[Entries with figure data]
--------------------
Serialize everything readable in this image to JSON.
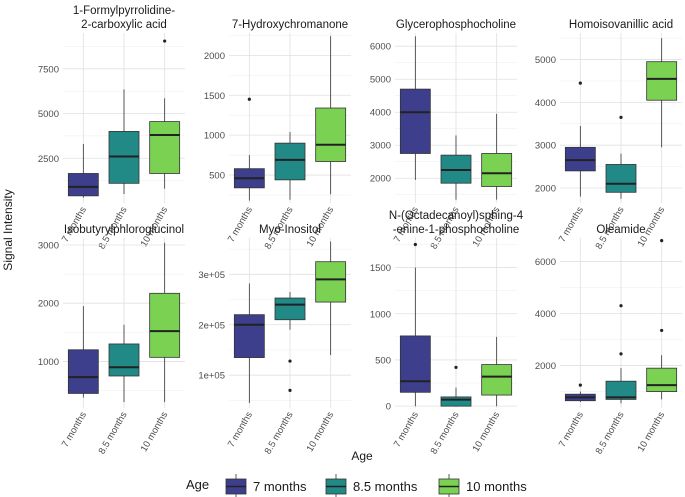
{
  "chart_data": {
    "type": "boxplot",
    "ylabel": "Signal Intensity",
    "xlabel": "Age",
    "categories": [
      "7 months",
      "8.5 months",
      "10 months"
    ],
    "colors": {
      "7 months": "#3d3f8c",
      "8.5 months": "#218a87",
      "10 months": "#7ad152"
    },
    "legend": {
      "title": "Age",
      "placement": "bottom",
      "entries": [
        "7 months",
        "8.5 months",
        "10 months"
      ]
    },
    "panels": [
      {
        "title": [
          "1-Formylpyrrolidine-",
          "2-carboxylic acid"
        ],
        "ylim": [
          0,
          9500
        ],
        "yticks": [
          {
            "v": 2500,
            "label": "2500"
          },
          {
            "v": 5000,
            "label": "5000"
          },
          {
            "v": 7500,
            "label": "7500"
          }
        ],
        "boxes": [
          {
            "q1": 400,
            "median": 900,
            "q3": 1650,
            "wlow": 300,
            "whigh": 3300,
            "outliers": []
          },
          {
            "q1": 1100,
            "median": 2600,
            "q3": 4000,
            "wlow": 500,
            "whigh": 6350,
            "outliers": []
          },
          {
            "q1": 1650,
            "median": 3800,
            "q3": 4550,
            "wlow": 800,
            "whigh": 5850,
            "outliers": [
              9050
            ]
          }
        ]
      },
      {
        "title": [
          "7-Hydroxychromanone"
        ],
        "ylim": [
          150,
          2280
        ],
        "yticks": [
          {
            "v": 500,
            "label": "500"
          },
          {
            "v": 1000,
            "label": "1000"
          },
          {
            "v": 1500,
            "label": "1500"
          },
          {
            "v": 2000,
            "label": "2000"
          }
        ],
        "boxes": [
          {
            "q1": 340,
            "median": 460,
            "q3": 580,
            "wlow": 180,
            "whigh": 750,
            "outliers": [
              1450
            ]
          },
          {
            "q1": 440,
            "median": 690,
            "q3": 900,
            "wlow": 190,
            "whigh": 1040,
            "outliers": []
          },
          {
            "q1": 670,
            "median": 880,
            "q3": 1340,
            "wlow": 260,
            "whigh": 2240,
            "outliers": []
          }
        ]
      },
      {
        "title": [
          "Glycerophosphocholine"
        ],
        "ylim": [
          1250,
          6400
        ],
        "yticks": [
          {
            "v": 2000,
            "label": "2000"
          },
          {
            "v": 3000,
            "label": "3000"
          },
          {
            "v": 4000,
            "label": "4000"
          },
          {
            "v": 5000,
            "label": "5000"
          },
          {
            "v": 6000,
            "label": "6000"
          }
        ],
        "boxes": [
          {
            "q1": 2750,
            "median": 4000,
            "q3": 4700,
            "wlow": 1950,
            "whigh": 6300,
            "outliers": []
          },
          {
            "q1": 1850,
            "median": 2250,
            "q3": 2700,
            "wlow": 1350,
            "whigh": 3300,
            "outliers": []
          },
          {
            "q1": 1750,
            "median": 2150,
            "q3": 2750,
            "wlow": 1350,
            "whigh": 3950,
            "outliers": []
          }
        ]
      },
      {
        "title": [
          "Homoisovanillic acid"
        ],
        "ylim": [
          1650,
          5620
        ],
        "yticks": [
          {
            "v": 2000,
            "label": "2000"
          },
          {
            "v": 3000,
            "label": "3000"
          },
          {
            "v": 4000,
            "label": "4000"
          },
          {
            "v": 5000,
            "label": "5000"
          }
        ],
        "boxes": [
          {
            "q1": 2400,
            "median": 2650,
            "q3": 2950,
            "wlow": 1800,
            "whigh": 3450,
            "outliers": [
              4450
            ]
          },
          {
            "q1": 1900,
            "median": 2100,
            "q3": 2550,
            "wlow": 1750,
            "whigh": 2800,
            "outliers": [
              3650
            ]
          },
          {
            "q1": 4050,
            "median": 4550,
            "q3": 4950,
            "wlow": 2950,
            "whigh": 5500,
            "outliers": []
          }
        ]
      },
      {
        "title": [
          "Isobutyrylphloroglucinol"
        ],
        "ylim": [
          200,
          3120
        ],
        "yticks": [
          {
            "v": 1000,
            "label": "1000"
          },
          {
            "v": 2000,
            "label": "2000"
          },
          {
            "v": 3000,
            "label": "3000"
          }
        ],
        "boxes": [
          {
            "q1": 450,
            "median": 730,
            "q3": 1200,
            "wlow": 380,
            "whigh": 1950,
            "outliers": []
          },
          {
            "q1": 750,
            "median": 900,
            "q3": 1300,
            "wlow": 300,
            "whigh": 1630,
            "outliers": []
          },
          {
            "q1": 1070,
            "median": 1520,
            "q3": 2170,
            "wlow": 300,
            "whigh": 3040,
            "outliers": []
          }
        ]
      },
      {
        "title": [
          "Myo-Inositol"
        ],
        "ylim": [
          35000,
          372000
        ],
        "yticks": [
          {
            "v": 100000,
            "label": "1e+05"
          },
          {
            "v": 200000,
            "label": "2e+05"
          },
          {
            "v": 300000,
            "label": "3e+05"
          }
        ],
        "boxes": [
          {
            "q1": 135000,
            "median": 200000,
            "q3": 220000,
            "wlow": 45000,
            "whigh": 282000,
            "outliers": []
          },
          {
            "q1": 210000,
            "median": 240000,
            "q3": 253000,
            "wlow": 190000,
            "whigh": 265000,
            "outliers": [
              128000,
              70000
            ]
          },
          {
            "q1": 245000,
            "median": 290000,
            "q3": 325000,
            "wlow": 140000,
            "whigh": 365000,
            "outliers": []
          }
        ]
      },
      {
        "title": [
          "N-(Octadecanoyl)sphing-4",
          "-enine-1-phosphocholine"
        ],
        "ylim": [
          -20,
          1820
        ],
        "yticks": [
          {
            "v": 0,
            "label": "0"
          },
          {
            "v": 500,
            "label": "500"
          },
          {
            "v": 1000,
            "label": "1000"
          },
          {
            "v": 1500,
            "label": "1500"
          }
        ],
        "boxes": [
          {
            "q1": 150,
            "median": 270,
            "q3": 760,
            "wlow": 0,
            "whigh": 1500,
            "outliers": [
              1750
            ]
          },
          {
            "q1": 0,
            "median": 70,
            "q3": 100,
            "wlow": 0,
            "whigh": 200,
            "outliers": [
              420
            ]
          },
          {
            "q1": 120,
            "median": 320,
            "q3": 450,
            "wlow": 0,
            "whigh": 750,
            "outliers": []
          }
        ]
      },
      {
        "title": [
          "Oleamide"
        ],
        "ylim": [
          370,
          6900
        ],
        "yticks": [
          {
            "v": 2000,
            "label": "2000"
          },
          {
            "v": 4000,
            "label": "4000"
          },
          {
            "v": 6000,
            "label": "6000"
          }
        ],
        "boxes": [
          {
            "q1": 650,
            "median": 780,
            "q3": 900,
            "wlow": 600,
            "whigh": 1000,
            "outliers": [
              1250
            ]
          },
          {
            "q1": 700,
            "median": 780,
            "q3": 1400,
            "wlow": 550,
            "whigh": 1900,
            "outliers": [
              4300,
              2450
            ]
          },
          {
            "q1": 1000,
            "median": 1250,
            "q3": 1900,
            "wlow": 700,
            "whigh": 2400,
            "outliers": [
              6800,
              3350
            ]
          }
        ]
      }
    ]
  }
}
--------------------
→ WHAT YOU ARE ASKED TO DO
Repeat everything in the records precisely. Images are excluded from the copy.

→ CORRECT ANSWER
Serialize everything readable in this image to JSON.
{
  "chart_data": {
    "type": "boxplot",
    "ylabel": "Signal Intensity",
    "xlabel": "Age",
    "categories": [
      "7 months",
      "8.5 months",
      "10 months"
    ],
    "colors": {
      "7 months": "#3d3f8c",
      "8.5 months": "#218a87",
      "10 months": "#7ad152"
    },
    "legend": {
      "title": "Age",
      "placement": "bottom",
      "entries": [
        "7 months",
        "8.5 months",
        "10 months"
      ]
    },
    "panels": [
      {
        "title": [
          "1-Formylpyrrolidine-",
          "2-carboxylic acid"
        ],
        "ylim": [
          0,
          9500
        ],
        "yticks": [
          {
            "v": 2500,
            "label": "2500"
          },
          {
            "v": 5000,
            "label": "5000"
          },
          {
            "v": 7500,
            "label": "7500"
          }
        ],
        "boxes": [
          {
            "q1": 400,
            "median": 900,
            "q3": 1650,
            "wlow": 300,
            "whigh": 3300,
            "outliers": []
          },
          {
            "q1": 1100,
            "median": 2600,
            "q3": 4000,
            "wlow": 500,
            "whigh": 6350,
            "outliers": []
          },
          {
            "q1": 1650,
            "median": 3800,
            "q3": 4550,
            "wlow": 800,
            "whigh": 5850,
            "outliers": [
              9050
            ]
          }
        ]
      },
      {
        "title": [
          "7-Hydroxychromanone"
        ],
        "ylim": [
          150,
          2280
        ],
        "yticks": [
          {
            "v": 500,
            "label": "500"
          },
          {
            "v": 1000,
            "label": "1000"
          },
          {
            "v": 1500,
            "label": "1500"
          },
          {
            "v": 2000,
            "label": "2000"
          }
        ],
        "boxes": [
          {
            "q1": 340,
            "median": 460,
            "q3": 580,
            "wlow": 180,
            "whigh": 750,
            "outliers": [
              1450
            ]
          },
          {
            "q1": 440,
            "median": 690,
            "q3": 900,
            "wlow": 190,
            "whigh": 1040,
            "outliers": []
          },
          {
            "q1": 670,
            "median": 880,
            "q3": 1340,
            "wlow": 260,
            "whigh": 2240,
            "outliers": []
          }
        ]
      },
      {
        "title": [
          "Glycerophosphocholine"
        ],
        "ylim": [
          1250,
          6400
        ],
        "yticks": [
          {
            "v": 2000,
            "label": "2000"
          },
          {
            "v": 3000,
            "label": "3000"
          },
          {
            "v": 4000,
            "label": "4000"
          },
          {
            "v": 5000,
            "label": "5000"
          },
          {
            "v": 6000,
            "label": "6000"
          }
        ],
        "boxes": [
          {
            "q1": 2750,
            "median": 4000,
            "q3": 4700,
            "wlow": 1950,
            "whigh": 6300,
            "outliers": []
          },
          {
            "q1": 1850,
            "median": 2250,
            "q3": 2700,
            "wlow": 1350,
            "whigh": 3300,
            "outliers": []
          },
          {
            "q1": 1750,
            "median": 2150,
            "q3": 2750,
            "wlow": 1350,
            "whigh": 3950,
            "outliers": []
          }
        ]
      },
      {
        "title": [
          "Homoisovanillic acid"
        ],
        "ylim": [
          1650,
          5620
        ],
        "yticks": [
          {
            "v": 2000,
            "label": "2000"
          },
          {
            "v": 3000,
            "label": "3000"
          },
          {
            "v": 4000,
            "label": "4000"
          },
          {
            "v": 5000,
            "label": "5000"
          }
        ],
        "boxes": [
          {
            "q1": 2400,
            "median": 2650,
            "q3": 2950,
            "wlow": 1800,
            "whigh": 3450,
            "outliers": [
              4450
            ]
          },
          {
            "q1": 1900,
            "median": 2100,
            "q3": 2550,
            "wlow": 1750,
            "whigh": 2800,
            "outliers": [
              3650
            ]
          },
          {
            "q1": 4050,
            "median": 4550,
            "q3": 4950,
            "wlow": 2950,
            "whigh": 5500,
            "outliers": []
          }
        ]
      },
      {
        "title": [
          "Isobutyrylphloroglucinol"
        ],
        "ylim": [
          200,
          3120
        ],
        "yticks": [
          {
            "v": 1000,
            "label": "1000"
          },
          {
            "v": 2000,
            "label": "2000"
          },
          {
            "v": 3000,
            "label": "3000"
          }
        ],
        "boxes": [
          {
            "q1": 450,
            "median": 730,
            "q3": 1200,
            "wlow": 380,
            "whigh": 1950,
            "outliers": []
          },
          {
            "q1": 750,
            "median": 900,
            "q3": 1300,
            "wlow": 300,
            "whigh": 1630,
            "outliers": []
          },
          {
            "q1": 1070,
            "median": 1520,
            "q3": 2170,
            "wlow": 300,
            "whigh": 3040,
            "outliers": []
          }
        ]
      },
      {
        "title": [
          "Myo-Inositol"
        ],
        "ylim": [
          35000,
          372000
        ],
        "yticks": [
          {
            "v": 100000,
            "label": "1e+05"
          },
          {
            "v": 200000,
            "label": "2e+05"
          },
          {
            "v": 300000,
            "label": "3e+05"
          }
        ],
        "boxes": [
          {
            "q1": 135000,
            "median": 200000,
            "q3": 220000,
            "wlow": 45000,
            "whigh": 282000,
            "outliers": []
          },
          {
            "q1": 210000,
            "median": 240000,
            "q3": 253000,
            "wlow": 190000,
            "whigh": 265000,
            "outliers": [
              128000,
              70000
            ]
          },
          {
            "q1": 245000,
            "median": 290000,
            "q3": 325000,
            "wlow": 140000,
            "whigh": 365000,
            "outliers": []
          }
        ]
      },
      {
        "title": [
          "N-(Octadecanoyl)sphing-4",
          "-enine-1-phosphocholine"
        ],
        "ylim": [
          -20,
          1820
        ],
        "yticks": [
          {
            "v": 0,
            "label": "0"
          },
          {
            "v": 500,
            "label": "500"
          },
          {
            "v": 1000,
            "label": "1000"
          },
          {
            "v": 1500,
            "label": "1500"
          }
        ],
        "boxes": [
          {
            "q1": 150,
            "median": 270,
            "q3": 760,
            "wlow": 0,
            "whigh": 1500,
            "outliers": [
              1750
            ]
          },
          {
            "q1": 0,
            "median": 70,
            "q3": 100,
            "wlow": 0,
            "whigh": 200,
            "outliers": [
              420
            ]
          },
          {
            "q1": 120,
            "median": 320,
            "q3": 450,
            "wlow": 0,
            "whigh": 750,
            "outliers": []
          }
        ]
      },
      {
        "title": [
          "Oleamide"
        ],
        "ylim": [
          370,
          6900
        ],
        "yticks": [
          {
            "v": 2000,
            "label": "2000"
          },
          {
            "v": 4000,
            "label": "4000"
          },
          {
            "v": 6000,
            "label": "6000"
          }
        ],
        "boxes": [
          {
            "q1": 650,
            "median": 780,
            "q3": 900,
            "wlow": 600,
            "whigh": 1000,
            "outliers": [
              1250
            ]
          },
          {
            "q1": 700,
            "median": 780,
            "q3": 1400,
            "wlow": 550,
            "whigh": 1900,
            "outliers": [
              4300,
              2450
            ]
          },
          {
            "q1": 1000,
            "median": 1250,
            "q3": 1900,
            "wlow": 700,
            "whigh": 2400,
            "outliers": [
              6800,
              3350
            ]
          }
        ]
      }
    ]
  }
}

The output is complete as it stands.